=== Record extracts ===

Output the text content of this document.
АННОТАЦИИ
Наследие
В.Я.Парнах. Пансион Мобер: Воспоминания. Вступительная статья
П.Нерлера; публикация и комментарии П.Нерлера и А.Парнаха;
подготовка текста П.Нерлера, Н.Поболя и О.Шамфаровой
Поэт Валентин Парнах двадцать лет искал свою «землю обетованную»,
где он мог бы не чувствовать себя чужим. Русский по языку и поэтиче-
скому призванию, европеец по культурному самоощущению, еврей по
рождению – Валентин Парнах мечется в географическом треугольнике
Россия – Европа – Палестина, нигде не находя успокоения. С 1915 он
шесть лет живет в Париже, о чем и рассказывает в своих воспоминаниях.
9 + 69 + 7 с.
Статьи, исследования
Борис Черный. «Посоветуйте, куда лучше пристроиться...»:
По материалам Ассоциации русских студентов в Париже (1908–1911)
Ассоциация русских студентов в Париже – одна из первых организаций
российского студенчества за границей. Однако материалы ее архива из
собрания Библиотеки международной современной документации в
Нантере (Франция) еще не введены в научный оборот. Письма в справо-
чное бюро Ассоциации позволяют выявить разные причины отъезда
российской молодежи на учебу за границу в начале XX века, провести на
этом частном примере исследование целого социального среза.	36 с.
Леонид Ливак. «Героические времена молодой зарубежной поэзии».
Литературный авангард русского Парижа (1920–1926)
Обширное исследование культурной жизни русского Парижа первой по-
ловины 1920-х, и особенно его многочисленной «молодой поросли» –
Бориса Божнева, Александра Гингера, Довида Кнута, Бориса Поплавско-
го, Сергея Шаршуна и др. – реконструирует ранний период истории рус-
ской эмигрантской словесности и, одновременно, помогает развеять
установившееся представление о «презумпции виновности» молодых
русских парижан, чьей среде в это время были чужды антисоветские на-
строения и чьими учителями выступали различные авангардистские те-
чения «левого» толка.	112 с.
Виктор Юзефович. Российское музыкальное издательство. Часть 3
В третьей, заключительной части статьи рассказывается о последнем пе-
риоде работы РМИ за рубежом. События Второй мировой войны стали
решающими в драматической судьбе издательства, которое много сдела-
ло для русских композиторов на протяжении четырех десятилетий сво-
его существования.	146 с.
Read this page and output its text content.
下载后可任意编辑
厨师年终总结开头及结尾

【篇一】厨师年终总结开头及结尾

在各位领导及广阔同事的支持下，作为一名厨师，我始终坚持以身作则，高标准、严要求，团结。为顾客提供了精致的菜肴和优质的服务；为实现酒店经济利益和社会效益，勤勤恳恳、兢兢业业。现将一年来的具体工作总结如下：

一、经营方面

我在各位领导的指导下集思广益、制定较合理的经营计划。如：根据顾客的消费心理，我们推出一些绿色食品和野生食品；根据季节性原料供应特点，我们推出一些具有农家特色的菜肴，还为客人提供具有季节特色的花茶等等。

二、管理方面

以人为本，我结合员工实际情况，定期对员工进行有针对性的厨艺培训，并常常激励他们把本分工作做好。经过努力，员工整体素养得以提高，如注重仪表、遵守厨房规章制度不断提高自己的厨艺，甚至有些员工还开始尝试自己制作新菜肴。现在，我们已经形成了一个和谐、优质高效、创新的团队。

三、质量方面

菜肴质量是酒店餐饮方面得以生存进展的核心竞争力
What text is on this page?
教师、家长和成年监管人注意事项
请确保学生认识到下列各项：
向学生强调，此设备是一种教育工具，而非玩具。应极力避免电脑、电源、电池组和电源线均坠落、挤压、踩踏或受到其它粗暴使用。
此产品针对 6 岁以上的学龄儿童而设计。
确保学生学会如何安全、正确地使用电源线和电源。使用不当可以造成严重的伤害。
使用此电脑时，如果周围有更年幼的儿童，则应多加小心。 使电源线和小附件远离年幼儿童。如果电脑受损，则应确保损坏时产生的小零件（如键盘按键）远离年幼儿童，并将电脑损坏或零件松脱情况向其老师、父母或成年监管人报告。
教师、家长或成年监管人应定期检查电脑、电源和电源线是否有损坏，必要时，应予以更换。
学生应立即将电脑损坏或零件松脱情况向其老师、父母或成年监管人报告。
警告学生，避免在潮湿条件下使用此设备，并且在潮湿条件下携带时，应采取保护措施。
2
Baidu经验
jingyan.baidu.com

===

_Objective:_
Give back exactly the lines from the one containing "What text is on this page?" to the end of the material, both ends included.

_Completed exercise:_
What text is on this page?
教师、家长和成年监管人注意事项
请确保学生认识到下列各项：
向学生强调，此设备是一种教育工具，而非玩具。应极力避免电脑、电源、电池组和电源线均坠落、挤压、踩踏或受到其它粗暴使用。
此产品针对 6 岁以上的学龄儿童而设计。
确保学生学会如何安全、正确地使用电源线和电源。使用不当可以造成严重的伤害。
使用此电脑时，如果周围有更年幼的儿童，则应多加小心。 使电源线和小附件远离年幼儿童。如果电脑受损，则应确保损坏时产生的小零件（如键盘按键）远离年幼儿童，并将电脑损坏或零件松脱情况向其老师、父母或成年监管人报告。
教师、家长或成年监管人应定期检查电脑、电源和电源线是否有损坏，必要时，应予以更换。
学生应立即将电脑损坏或零件松脱情况向其老师、父母或成年监管人报告。
警告学生，避免在潮湿条件下使用此设备，并且在潮湿条件下携带时，应采取保护措施。
2
Baidu经验
jingyan.baidu.com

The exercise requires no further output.